▶ [Work required]:
Go through the listing below and gather every line with the word "Edition".

▶ [Data for the task]:

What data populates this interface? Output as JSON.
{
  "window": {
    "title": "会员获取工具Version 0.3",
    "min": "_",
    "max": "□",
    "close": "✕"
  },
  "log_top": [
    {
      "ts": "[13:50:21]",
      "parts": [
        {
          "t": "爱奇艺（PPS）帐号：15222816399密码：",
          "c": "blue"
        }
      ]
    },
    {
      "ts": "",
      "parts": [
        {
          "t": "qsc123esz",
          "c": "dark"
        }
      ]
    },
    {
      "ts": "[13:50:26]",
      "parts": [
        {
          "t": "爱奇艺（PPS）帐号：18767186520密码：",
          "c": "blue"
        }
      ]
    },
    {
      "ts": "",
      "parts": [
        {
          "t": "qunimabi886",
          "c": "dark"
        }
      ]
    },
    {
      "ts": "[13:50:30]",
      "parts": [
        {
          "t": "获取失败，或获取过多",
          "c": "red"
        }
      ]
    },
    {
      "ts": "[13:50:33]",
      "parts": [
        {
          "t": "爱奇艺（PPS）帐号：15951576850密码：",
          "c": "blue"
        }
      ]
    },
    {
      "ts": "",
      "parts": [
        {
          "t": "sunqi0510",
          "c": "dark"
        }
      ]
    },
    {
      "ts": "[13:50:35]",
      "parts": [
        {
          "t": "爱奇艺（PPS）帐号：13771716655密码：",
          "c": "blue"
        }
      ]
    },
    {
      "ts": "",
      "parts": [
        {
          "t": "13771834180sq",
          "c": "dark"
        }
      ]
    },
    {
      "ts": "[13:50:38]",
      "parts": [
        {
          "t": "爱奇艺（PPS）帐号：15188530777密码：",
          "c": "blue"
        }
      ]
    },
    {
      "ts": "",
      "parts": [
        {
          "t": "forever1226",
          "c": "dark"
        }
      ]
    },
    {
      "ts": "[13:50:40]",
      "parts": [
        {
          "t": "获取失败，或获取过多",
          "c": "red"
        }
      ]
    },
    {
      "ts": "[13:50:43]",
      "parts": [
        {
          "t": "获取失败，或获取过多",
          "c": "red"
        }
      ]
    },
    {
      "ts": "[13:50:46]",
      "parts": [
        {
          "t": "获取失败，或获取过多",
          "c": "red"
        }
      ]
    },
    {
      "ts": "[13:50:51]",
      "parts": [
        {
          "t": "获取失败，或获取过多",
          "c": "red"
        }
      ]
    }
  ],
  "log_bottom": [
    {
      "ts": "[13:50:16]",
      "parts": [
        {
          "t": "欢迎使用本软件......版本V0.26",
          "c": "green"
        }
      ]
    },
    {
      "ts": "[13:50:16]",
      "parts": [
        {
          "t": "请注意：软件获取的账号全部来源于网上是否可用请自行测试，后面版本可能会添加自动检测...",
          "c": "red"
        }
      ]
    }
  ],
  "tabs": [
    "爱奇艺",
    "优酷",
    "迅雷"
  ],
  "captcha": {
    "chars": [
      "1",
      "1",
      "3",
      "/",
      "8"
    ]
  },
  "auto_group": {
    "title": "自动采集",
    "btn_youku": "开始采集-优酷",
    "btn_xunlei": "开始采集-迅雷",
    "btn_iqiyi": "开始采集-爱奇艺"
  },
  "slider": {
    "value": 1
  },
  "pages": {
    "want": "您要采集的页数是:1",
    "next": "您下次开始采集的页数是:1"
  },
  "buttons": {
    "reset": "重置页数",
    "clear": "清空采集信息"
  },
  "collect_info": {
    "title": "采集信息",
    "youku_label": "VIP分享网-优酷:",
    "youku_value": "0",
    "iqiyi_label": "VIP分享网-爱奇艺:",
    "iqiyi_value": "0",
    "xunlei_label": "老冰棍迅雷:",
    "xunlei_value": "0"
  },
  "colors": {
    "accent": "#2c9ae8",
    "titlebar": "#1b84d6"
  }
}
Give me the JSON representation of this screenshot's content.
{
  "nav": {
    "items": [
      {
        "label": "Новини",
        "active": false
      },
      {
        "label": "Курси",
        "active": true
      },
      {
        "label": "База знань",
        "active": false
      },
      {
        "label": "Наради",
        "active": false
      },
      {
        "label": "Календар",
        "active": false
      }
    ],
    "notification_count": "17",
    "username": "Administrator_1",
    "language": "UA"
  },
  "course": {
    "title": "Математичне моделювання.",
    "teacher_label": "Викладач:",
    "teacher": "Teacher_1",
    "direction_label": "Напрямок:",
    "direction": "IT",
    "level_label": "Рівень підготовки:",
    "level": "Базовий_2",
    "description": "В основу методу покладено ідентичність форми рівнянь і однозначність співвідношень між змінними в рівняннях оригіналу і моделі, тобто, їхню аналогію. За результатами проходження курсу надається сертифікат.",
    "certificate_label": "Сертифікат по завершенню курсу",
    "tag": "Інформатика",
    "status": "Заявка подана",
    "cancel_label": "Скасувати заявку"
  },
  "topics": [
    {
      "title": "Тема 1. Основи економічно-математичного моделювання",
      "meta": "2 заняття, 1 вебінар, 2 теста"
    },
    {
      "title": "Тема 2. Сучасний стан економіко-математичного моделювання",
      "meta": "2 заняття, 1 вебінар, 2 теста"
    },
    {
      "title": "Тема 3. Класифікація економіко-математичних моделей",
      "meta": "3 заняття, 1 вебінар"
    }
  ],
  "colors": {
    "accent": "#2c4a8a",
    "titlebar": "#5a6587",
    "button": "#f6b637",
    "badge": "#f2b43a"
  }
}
...
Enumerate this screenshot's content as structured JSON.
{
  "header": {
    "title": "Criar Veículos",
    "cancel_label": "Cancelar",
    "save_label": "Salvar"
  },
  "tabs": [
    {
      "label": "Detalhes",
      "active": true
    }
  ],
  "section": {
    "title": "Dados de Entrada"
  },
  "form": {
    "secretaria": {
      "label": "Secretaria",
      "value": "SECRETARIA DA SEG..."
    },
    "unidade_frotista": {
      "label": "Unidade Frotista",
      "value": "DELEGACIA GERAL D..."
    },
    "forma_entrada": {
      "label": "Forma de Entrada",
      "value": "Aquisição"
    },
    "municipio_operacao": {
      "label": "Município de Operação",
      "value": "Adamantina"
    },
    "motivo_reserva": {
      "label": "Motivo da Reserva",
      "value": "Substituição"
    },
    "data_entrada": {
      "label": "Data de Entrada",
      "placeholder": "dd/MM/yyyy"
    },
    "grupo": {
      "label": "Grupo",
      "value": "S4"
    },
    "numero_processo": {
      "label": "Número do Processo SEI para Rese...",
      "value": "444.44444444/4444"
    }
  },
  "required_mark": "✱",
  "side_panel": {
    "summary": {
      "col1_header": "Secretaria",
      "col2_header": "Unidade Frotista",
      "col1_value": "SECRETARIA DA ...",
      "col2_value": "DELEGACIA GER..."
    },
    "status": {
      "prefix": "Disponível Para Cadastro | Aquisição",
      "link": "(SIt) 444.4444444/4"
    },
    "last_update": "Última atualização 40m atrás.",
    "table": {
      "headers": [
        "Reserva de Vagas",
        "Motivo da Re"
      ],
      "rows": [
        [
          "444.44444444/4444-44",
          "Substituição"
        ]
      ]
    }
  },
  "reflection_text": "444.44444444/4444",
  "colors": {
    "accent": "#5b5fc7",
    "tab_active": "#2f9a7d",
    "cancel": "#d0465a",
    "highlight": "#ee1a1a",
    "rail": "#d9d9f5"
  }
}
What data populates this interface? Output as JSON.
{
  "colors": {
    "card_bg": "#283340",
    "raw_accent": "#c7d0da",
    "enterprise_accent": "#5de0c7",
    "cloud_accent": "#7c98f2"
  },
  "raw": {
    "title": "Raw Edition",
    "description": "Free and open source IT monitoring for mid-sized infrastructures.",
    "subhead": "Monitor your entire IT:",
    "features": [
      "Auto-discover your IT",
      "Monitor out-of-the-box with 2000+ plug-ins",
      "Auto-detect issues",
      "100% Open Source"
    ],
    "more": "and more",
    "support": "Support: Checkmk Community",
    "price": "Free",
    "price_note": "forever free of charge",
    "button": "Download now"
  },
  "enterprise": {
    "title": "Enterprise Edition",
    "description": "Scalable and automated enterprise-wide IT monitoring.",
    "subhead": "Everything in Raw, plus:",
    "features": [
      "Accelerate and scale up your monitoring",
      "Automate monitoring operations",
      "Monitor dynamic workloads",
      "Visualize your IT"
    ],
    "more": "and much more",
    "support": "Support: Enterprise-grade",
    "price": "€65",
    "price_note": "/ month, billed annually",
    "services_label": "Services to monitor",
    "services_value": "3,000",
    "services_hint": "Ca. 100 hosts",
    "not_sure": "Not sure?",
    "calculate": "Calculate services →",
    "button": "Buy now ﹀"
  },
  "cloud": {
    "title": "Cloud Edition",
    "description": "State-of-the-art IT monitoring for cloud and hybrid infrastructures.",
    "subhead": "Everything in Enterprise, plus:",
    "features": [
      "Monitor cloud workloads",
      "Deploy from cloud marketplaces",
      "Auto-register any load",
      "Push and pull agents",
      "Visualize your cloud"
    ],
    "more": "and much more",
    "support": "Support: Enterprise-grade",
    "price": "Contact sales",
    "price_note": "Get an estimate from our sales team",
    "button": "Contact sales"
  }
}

▶ [The solution]:
    "title": "Raw Edition",
    "title": "Enterprise Edition",
    "title": "Cloud Edition",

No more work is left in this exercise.